# DIRECTIONS FOR THIS TASK:
Copy out all lines of the records in which the word "title" appears.

Rows from a figure dataset
<<<<
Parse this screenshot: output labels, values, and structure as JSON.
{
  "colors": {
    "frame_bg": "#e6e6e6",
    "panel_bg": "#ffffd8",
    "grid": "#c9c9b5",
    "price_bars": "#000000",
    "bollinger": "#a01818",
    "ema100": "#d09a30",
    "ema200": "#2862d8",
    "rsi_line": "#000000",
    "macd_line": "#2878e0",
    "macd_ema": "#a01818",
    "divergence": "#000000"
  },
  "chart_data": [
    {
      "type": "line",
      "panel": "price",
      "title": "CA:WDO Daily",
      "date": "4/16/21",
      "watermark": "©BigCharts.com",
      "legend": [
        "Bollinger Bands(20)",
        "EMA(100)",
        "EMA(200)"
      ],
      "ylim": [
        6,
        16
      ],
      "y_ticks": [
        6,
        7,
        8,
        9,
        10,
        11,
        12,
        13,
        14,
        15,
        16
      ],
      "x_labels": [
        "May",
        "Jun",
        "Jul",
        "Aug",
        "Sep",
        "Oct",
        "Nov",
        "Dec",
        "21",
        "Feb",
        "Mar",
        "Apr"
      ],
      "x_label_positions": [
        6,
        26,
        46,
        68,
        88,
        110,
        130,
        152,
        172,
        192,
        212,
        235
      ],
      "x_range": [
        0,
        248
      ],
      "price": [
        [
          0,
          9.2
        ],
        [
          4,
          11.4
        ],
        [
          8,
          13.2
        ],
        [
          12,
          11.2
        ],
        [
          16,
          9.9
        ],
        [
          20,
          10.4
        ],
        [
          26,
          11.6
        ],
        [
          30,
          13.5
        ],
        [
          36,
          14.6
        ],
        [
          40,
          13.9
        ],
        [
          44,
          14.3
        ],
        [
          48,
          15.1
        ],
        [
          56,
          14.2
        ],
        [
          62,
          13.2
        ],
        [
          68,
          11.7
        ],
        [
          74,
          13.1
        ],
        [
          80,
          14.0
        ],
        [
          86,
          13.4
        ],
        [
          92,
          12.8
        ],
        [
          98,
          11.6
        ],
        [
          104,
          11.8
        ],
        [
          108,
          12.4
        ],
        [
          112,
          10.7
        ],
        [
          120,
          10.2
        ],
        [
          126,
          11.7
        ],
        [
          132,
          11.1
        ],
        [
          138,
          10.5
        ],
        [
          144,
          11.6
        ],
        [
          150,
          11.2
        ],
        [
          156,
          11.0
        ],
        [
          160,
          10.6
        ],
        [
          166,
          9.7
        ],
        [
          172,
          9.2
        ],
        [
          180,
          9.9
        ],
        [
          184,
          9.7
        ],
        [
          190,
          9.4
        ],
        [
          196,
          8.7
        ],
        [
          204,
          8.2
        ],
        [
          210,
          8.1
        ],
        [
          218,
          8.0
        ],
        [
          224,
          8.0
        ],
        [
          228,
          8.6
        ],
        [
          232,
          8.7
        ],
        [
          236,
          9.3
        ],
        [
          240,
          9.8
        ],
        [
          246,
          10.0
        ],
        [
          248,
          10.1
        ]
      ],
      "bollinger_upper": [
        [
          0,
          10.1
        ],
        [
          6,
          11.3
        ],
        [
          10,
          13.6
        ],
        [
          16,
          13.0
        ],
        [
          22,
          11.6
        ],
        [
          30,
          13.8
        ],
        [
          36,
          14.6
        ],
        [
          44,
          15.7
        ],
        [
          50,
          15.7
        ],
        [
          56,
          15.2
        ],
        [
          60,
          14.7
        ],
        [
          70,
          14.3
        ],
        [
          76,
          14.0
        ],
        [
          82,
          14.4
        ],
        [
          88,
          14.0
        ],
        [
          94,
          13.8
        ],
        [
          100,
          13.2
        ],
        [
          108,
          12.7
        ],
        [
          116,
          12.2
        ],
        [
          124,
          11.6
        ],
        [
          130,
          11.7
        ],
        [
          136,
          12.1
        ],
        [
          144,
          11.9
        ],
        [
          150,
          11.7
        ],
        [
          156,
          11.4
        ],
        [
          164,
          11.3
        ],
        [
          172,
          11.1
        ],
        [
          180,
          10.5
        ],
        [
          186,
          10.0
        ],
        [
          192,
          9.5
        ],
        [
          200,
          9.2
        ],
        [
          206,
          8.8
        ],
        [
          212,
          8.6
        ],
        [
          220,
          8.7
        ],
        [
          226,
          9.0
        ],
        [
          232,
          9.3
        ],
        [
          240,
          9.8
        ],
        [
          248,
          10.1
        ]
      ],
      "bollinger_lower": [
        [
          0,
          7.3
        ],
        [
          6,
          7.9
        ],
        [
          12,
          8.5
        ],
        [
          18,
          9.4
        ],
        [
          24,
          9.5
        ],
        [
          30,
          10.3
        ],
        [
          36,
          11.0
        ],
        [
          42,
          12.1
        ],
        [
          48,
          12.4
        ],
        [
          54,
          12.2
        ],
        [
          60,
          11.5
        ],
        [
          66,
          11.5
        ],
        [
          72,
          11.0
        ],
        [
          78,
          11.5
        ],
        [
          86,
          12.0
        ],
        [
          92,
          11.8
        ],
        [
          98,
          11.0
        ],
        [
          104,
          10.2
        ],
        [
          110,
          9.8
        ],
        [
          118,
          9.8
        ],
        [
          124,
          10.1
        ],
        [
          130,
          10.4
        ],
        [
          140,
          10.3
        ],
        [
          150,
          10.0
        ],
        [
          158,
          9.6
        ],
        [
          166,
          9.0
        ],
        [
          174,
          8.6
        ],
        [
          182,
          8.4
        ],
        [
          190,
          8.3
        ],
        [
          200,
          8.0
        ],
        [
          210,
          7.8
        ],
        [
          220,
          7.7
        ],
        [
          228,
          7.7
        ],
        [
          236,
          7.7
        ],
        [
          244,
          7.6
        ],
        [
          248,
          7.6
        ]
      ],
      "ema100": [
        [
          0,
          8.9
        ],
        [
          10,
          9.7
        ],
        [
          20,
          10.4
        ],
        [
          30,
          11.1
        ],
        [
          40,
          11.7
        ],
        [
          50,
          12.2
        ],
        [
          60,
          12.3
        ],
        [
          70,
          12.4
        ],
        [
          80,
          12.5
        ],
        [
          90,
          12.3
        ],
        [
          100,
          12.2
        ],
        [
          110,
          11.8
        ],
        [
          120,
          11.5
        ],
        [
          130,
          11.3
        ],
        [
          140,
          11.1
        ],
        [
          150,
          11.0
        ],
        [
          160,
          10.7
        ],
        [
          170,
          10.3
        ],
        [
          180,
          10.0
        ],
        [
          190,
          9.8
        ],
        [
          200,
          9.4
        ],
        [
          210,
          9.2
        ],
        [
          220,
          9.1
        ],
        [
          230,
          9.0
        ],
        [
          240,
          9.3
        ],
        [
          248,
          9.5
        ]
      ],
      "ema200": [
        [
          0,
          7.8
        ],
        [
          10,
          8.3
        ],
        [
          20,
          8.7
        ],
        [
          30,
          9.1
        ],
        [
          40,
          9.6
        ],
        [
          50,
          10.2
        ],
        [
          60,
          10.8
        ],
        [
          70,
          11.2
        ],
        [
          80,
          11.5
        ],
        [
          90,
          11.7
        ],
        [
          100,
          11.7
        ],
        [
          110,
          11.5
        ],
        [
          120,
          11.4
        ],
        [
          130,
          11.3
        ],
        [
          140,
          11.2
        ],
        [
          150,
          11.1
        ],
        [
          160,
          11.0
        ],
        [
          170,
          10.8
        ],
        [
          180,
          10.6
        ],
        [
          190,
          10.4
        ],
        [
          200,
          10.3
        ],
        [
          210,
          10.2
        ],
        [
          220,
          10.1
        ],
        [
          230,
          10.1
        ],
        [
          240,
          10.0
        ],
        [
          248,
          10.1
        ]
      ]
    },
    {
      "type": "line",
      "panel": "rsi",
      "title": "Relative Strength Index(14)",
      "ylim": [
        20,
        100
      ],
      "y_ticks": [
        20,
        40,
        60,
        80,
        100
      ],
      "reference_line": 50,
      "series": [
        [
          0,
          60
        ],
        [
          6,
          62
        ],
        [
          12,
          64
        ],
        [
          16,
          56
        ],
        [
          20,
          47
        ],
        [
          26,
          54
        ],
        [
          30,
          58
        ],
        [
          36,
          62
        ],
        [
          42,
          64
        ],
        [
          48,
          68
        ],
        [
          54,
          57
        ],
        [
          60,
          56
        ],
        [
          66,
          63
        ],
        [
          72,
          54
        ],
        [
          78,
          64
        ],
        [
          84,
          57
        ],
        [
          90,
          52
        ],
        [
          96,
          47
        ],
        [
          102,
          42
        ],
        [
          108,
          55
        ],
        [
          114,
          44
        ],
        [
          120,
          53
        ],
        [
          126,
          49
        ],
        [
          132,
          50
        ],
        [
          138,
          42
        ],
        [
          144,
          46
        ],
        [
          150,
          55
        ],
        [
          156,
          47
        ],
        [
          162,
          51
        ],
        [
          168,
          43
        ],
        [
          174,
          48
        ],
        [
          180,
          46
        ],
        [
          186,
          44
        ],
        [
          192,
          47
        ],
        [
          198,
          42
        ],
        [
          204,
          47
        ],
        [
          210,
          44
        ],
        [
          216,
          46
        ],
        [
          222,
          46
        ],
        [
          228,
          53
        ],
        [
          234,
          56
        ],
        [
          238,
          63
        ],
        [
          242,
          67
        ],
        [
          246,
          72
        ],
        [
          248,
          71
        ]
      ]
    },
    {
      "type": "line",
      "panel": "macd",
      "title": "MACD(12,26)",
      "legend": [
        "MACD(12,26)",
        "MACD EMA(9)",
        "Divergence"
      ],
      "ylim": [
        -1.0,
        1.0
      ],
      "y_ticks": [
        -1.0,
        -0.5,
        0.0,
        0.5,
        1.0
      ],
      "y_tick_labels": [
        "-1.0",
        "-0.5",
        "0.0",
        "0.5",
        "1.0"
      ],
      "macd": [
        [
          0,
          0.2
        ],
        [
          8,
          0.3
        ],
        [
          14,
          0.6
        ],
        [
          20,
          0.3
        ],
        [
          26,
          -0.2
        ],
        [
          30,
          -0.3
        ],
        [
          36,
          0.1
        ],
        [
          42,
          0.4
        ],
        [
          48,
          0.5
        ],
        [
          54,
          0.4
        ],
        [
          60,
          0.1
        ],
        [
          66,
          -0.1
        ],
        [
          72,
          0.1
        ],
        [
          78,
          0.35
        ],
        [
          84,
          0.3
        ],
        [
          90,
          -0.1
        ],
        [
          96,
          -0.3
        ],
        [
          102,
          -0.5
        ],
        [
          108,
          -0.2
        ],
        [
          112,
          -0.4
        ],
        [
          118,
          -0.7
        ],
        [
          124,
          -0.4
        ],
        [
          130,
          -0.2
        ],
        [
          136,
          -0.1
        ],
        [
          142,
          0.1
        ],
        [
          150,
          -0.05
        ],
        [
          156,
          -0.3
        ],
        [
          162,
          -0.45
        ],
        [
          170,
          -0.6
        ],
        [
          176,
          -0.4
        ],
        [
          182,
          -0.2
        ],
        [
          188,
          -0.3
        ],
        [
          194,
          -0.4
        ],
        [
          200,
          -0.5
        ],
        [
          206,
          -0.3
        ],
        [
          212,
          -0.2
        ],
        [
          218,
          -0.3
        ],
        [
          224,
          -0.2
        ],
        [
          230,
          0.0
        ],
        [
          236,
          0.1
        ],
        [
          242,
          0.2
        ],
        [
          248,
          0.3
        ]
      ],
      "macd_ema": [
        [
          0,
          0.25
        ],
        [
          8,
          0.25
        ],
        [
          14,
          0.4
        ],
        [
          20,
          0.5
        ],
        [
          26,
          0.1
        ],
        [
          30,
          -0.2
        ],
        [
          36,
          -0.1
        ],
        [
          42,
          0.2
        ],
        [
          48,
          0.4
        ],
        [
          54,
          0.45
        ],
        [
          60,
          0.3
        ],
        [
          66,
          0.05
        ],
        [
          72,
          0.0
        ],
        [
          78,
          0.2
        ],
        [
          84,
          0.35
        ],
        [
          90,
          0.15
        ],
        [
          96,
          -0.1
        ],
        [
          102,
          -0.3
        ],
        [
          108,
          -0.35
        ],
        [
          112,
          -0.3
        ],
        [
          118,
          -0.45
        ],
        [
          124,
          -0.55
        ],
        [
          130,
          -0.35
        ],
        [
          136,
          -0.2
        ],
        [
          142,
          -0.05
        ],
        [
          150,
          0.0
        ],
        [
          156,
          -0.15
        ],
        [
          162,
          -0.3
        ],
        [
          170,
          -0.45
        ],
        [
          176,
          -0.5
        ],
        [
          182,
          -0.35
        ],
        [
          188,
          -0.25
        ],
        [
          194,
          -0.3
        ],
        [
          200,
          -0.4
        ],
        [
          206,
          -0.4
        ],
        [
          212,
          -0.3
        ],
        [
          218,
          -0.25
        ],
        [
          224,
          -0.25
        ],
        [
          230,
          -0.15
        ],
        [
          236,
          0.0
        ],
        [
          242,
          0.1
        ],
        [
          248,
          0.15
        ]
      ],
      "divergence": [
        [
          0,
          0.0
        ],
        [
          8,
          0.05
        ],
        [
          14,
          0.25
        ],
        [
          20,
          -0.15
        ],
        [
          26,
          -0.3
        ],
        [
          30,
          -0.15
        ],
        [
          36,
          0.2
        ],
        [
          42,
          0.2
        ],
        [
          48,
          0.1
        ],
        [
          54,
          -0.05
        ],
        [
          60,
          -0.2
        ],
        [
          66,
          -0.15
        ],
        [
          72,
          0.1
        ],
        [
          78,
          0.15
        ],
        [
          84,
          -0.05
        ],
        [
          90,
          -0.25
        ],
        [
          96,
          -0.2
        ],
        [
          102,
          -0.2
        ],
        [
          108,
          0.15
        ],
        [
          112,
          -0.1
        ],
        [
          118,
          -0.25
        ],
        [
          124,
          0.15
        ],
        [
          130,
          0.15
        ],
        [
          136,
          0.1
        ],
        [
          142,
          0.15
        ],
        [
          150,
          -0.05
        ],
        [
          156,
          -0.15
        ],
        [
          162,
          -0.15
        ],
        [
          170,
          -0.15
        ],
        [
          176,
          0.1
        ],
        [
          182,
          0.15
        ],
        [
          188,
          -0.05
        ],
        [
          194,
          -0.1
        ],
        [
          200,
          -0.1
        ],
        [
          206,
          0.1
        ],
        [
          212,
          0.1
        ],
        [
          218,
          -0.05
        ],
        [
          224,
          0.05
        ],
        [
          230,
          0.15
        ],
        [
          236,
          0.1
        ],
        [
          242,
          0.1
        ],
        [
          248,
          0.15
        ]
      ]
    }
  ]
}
>>>>
# THE ANSWER:
      "title": "CA:WDO Daily",
      "title": "Relative Strength Index(14)",
      "title": "MACD(12,26)",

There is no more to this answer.